** Start of Source data **

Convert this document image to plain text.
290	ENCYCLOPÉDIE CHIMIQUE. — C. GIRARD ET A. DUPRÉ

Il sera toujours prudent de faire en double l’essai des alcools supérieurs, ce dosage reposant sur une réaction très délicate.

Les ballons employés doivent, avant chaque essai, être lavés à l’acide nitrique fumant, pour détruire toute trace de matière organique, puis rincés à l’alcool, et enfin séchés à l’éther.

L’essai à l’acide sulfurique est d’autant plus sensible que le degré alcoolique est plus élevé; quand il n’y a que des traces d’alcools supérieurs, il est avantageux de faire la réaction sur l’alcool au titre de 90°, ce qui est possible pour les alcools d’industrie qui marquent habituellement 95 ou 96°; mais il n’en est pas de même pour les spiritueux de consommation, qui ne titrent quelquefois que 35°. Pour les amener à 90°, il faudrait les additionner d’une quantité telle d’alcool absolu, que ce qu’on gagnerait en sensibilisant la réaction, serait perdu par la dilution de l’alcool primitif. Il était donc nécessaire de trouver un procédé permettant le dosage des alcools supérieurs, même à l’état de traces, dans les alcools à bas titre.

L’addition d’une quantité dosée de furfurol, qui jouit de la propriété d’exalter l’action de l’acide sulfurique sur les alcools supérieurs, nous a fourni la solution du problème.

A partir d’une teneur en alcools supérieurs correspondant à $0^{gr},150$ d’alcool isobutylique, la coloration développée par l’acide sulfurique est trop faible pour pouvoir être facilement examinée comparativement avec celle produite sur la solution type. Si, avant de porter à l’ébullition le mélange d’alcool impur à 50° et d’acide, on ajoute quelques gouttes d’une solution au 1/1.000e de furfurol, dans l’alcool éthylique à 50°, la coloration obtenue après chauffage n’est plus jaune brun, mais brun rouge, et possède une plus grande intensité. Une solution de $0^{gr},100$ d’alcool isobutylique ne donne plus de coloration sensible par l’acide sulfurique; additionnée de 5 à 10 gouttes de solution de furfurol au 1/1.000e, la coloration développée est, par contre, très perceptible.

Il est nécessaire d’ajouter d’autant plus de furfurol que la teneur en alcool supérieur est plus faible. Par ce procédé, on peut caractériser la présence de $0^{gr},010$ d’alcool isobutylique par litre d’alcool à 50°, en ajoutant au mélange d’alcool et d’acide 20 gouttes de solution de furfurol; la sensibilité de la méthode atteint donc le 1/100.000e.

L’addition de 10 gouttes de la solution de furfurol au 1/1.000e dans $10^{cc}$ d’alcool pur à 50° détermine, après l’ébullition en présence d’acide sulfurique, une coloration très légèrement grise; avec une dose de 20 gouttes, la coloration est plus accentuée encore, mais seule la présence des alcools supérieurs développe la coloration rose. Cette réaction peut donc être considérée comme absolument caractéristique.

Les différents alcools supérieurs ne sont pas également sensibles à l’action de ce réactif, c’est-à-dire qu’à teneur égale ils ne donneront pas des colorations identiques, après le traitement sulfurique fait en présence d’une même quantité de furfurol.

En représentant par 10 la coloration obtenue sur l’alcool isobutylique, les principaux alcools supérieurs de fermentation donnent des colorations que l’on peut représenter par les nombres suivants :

** End of Source data **

# Work to complete
Filter the records, keeping only lines that contain "dosage", and show those lines.

# Solution below
Il sera toujours prudent de faire en double l’essai des alcools supérieurs, ce dosage reposant sur une réaction très délicate.
L’essai à l’acide sulfurique est d’autant plus sensible que le degré alcoolique est plus élevé; quand il n’y a que des traces d’alcools supérieurs, il est avantageux de faire la réaction sur l’alcool au titre de 90°, ce qui est possible pour les alcools d’industrie qui marquent habituellement 95 ou 96°; mais il n’en est pas de même pour les spiritueux de consommation, qui ne titrent quelquefois que 35°. Pour les amener à 90°, il faudrait les additionner d’une quantité telle d’alcool absolu, que ce qu’on gagnerait en sensibilisant la réaction, serait perdu par la dilution de l’alcool primitif. Il était donc nécessaire de trouver un procédé permettant le dosage des alcools supérieurs, même à l’état de traces, dans les alcools à bas titre.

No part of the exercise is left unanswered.